● **What you have to do**:
How many lines of these records hold the string "Personen"? Reply with the number alone.

● **Material provided**:
▬▬▬
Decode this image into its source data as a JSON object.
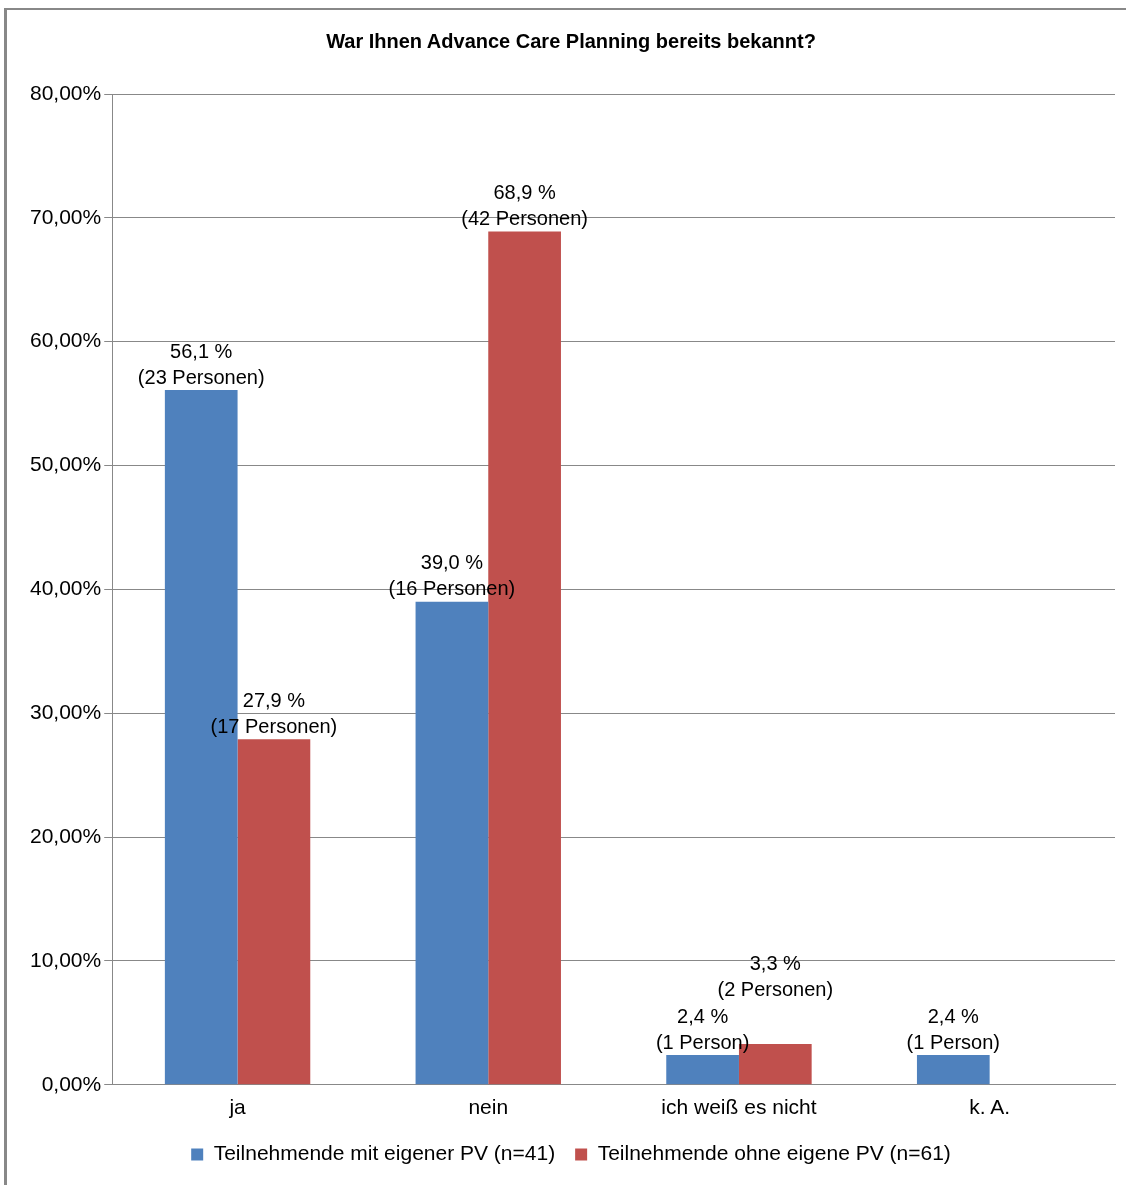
{
  "chart_data": {
    "type": "bar",
    "title": "War Ihnen Advance Care Planning bereits bekannt?",
    "categories": [
      "ja",
      "nein",
      "ich weiß es nicht",
      "k. A."
    ],
    "series": [
      {
        "name": "Teilnehmende mit eigener PV (n=41)",
        "color": "#4f81bd",
        "values": [
          56.1,
          39.0,
          2.4,
          2.4
        ],
        "value_labels": [
          "56,1 %\n(23 Personen)",
          "39,0 %\n(16 Personen)",
          "2,4 %\n(1 Person)",
          "2,4 %\n(1 Person)"
        ]
      },
      {
        "name": "Teilnehmende ohne eigene PV (n=61)",
        "color": "#c0504d",
        "values": [
          27.9,
          68.9,
          3.3,
          null
        ],
        "value_labels": [
          "27,9 %\n(17 Personen)",
          "68,9 %\n(42 Personen)",
          "3,3 %\n(2 Personen)",
          null
        ]
      }
    ],
    "ylim": [
      0,
      80
    ],
    "yticks": [
      {
        "value": 0,
        "label": "0,00%"
      },
      {
        "value": 10,
        "label": "10,00%"
      },
      {
        "value": 20,
        "label": "20,00%"
      },
      {
        "value": 30,
        "label": "30,00%"
      },
      {
        "value": 40,
        "label": "40,00%"
      },
      {
        "value": 50,
        "label": "50,00%"
      },
      {
        "value": 60,
        "label": "60,00%"
      },
      {
        "value": 70,
        "label": "70,00%"
      },
      {
        "value": 80,
        "label": "80,00%"
      }
    ],
    "grid": "y",
    "legend": "bottom"
  }
}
▬▬▬
● **Result of the exercise**:
5